Give every line of the data again, unchanged, but with no pictures.

........

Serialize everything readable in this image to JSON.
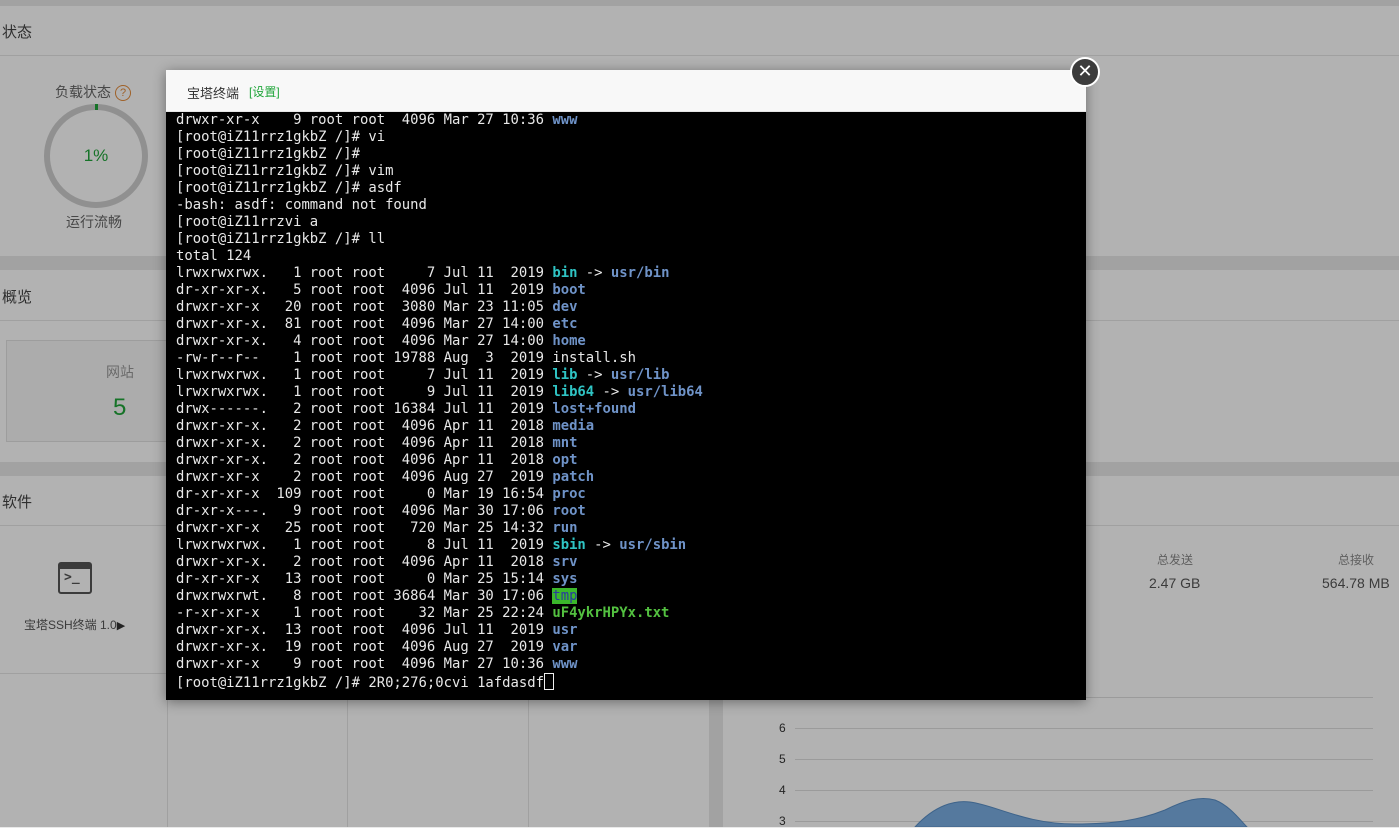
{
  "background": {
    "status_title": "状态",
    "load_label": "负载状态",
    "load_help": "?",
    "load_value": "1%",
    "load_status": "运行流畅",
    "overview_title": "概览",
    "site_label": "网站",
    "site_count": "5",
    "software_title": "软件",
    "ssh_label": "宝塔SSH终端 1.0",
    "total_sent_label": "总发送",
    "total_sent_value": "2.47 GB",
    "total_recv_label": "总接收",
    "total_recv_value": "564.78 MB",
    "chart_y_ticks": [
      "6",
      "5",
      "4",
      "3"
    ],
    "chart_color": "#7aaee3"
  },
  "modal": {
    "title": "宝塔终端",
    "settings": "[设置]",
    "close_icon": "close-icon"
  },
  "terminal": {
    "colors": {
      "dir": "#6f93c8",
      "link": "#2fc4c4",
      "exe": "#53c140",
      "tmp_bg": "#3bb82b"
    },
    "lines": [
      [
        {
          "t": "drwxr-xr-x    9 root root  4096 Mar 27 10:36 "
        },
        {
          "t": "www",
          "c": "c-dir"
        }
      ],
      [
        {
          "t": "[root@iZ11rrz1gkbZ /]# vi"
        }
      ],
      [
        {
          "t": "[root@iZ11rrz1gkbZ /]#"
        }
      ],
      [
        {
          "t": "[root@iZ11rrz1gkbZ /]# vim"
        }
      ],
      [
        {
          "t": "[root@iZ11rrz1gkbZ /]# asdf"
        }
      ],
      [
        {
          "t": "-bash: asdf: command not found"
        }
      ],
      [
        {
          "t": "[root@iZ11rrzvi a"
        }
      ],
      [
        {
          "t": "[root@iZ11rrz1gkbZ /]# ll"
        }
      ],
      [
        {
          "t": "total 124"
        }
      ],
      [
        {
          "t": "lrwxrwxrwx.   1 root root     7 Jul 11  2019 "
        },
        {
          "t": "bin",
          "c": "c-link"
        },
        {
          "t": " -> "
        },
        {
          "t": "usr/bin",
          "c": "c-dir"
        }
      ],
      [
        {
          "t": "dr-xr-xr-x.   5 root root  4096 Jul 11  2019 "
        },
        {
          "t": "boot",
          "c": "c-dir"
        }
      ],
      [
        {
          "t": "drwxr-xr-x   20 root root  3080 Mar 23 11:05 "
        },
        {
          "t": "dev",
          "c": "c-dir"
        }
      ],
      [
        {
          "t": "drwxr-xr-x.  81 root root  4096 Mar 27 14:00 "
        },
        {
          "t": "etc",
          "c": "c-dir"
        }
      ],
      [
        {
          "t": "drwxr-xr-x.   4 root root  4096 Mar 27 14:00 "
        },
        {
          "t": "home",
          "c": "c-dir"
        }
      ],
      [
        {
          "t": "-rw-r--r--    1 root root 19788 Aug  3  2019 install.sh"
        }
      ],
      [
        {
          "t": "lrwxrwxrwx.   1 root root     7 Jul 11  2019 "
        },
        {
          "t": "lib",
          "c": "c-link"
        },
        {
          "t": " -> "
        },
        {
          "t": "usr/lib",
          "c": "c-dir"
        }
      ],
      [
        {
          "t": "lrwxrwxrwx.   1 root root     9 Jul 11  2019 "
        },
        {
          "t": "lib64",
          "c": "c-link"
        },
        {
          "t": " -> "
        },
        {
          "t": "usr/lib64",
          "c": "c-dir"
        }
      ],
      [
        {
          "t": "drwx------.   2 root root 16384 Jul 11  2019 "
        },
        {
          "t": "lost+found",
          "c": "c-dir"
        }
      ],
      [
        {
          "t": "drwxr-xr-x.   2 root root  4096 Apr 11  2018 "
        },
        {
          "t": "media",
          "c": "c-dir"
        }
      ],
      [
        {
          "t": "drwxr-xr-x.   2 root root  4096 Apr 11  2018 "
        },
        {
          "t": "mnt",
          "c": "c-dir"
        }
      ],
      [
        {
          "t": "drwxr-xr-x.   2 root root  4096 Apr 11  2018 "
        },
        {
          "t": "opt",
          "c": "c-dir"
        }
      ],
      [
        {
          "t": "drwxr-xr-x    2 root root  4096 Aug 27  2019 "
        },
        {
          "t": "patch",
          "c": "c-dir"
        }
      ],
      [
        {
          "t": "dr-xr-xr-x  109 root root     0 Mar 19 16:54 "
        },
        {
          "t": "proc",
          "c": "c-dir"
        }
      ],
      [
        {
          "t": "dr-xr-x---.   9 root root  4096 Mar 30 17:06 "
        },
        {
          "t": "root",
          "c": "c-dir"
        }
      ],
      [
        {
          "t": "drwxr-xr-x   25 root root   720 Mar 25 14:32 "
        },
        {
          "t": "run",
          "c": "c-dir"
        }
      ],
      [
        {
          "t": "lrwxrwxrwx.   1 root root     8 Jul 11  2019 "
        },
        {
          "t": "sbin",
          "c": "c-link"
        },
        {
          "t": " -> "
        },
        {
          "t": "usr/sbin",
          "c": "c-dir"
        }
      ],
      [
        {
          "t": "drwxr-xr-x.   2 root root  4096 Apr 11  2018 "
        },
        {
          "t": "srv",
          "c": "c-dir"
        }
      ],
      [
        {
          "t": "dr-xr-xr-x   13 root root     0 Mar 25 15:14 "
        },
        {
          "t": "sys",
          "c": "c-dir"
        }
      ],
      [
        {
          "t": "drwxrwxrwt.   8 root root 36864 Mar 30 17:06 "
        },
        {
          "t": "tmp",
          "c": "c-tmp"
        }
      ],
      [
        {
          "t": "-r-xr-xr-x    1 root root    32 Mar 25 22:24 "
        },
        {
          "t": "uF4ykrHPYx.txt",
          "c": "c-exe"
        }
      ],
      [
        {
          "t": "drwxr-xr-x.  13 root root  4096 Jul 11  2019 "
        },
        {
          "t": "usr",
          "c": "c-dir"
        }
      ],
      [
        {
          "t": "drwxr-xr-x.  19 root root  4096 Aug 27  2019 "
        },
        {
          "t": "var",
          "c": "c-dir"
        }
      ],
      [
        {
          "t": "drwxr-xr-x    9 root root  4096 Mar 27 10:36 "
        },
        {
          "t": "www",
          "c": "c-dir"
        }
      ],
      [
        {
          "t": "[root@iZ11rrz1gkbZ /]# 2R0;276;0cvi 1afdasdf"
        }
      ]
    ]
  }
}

........

**OUTPUT OF THE EXERCISE:**
Serialize everything readable in this image to JSON.
{
  "background": {
    "status_title": "状态",
    "load_label": "负载状态",
    "load_help": "?",
    "load_value": "1%",
    "load_status": "运行流畅",
    "overview_title": "概览",
    "site_label": "网站",
    "site_count": "5",
    "software_title": "软件",
    "ssh_label": "宝塔SSH终端 1.0",
    "total_sent_label": "总发送",
    "total_sent_value": "2.47 GB",
    "total_recv_label": "总接收",
    "total_recv_value": "564.78 MB",
    "chart_y_ticks": [
      "6",
      "5",
      "4",
      "3"
    ],
    "chart_color": "#7aaee3"
  },
  "modal": {
    "title": "宝塔终端",
    "settings": "[设置]",
    "close_icon": "close-icon"
  },
  "terminal": {
    "colors": {
      "dir": "#6f93c8",
      "link": "#2fc4c4",
      "exe": "#53c140",
      "tmp_bg": "#3bb82b"
    },
    "lines": [
      [
        {
          "t": "drwxr-xr-x    9 root root  4096 Mar 27 10:36 "
        },
        {
          "t": "www",
          "c": "c-dir"
        }
      ],
      [
        {
          "t": "[root@iZ11rrz1gkbZ /]# vi"
        }
      ],
      [
        {
          "t": "[root@iZ11rrz1gkbZ /]#"
        }
      ],
      [
        {
          "t": "[root@iZ11rrz1gkbZ /]# vim"
        }
      ],
      [
        {
          "t": "[root@iZ11rrz1gkbZ /]# asdf"
        }
      ],
      [
        {
          "t": "-bash: asdf: command not found"
        }
      ],
      [
        {
          "t": "[root@iZ11rrzvi a"
        }
      ],
      [
        {
          "t": "[root@iZ11rrz1gkbZ /]# ll"
        }
      ],
      [
        {
          "t": "total 124"
        }
      ],
      [
        {
          "t": "lrwxrwxrwx.   1 root root     7 Jul 11  2019 "
        },
        {
          "t": "bin",
          "c": "c-link"
        },
        {
          "t": " -> "
        },
        {
          "t": "usr/bin",
          "c": "c-dir"
        }
      ],
      [
        {
          "t": "dr-xr-xr-x.   5 root root  4096 Jul 11  2019 "
        },
        {
          "t": "boot",
          "c": "c-dir"
        }
      ],
      [
        {
          "t": "drwxr-xr-x   20 root root  3080 Mar 23 11:05 "
        },
        {
          "t": "dev",
          "c": "c-dir"
        }
      ],
      [
        {
          "t": "drwxr-xr-x.  81 root root  4096 Mar 27 14:00 "
        },
        {
          "t": "etc",
          "c": "c-dir"
        }
      ],
      [
        {
          "t": "drwxr-xr-x.   4 root root  4096 Mar 27 14:00 "
        },
        {
          "t": "home",
          "c": "c-dir"
        }
      ],
      [
        {
          "t": "-rw-r--r--    1 root root 19788 Aug  3  2019 install.sh"
        }
      ],
      [
        {
          "t": "lrwxrwxrwx.   1 root root     7 Jul 11  2019 "
        },
        {
          "t": "lib",
          "c": "c-link"
        },
        {
          "t": " -> "
        },
        {
          "t": "usr/lib",
          "c": "c-dir"
        }
      ],
      [
        {
          "t": "lrwxrwxrwx.   1 root root     9 Jul 11  2019 "
        },
        {
          "t": "lib64",
          "c": "c-link"
        },
        {
          "t": " -> "
        },
        {
          "t": "usr/lib64",
          "c": "c-dir"
        }
      ],
      [
        {
          "t": "drwx------.   2 root root 16384 Jul 11  2019 "
        },
        {
          "t": "lost+found",
          "c": "c-dir"
        }
      ],
      [
        {
          "t": "drwxr-xr-x.   2 root root  4096 Apr 11  2018 "
        },
        {
          "t": "media",
          "c": "c-dir"
        }
      ],
      [
        {
          "t": "drwxr-xr-x.   2 root root  4096 Apr 11  2018 "
        },
        {
          "t": "mnt",
          "c": "c-dir"
        }
      ],
      [
        {
          "t": "drwxr-xr-x.   2 root root  4096 Apr 11  2018 "
        },
        {
          "t": "opt",
          "c": "c-dir"
        }
      ],
      [
        {
          "t": "drwxr-xr-x    2 root root  4096 Aug 27  2019 "
        },
        {
          "t": "patch",
          "c": "c-dir"
        }
      ],
      [
        {
          "t": "dr-xr-xr-x  109 root root     0 Mar 19 16:54 "
        },
        {
          "t": "proc",
          "c": "c-dir"
        }
      ],
      [
        {
          "t": "dr-xr-x---.   9 root root  4096 Mar 30 17:06 "
        },
        {
          "t": "root",
          "c": "c-dir"
        }
      ],
      [
        {
          "t": "drwxr-xr-x   25 root root   720 Mar 25 14:32 "
        },
        {
          "t": "run",
          "c": "c-dir"
        }
      ],
      [
        {
          "t": "lrwxrwxrwx.   1 root root     8 Jul 11  2019 "
        },
        {
          "t": "sbin",
          "c": "c-link"
        },
        {
          "t": " -> "
        },
        {
          "t": "usr/sbin",
          "c": "c-dir"
        }
      ],
      [
        {
          "t": "drwxr-xr-x.   2 root root  4096 Apr 11  2018 "
        },
        {
          "t": "srv",
          "c": "c-dir"
        }
      ],
      [
        {
          "t": "dr-xr-xr-x   13 root root     0 Mar 25 15:14 "
        },
        {
          "t": "sys",
          "c": "c-dir"
        }
      ],
      [
        {
          "t": "drwxrwxrwt.   8 root root 36864 Mar 30 17:06 "
        },
        {
          "t": "tmp",
          "c": "c-tmp"
        }
      ],
      [
        {
          "t": "-r-xr-xr-x    1 root root    32 Mar 25 22:24 "
        },
        {
          "t": "uF4ykrHPYx.txt",
          "c": "c-exe"
        }
      ],
      [
        {
          "t": "drwxr-xr-x.  13 root root  4096 Jul 11  2019 "
        },
        {
          "t": "usr",
          "c": "c-dir"
        }
      ],
      [
        {
          "t": "drwxr-xr-x.  19 root root  4096 Aug 27  2019 "
        },
        {
          "t": "var",
          "c": "c-dir"
        }
      ],
      [
        {
          "t": "drwxr-xr-x    9 root root  4096 Mar 27 10:36 "
        },
        {
          "t": "www",
          "c": "c-dir"
        }
      ],
      [
        {
          "t": "[root@iZ11rrz1gkbZ /]# 2R0;276;0cvi 1afdasdf"
        }
      ]
    ]
  }
}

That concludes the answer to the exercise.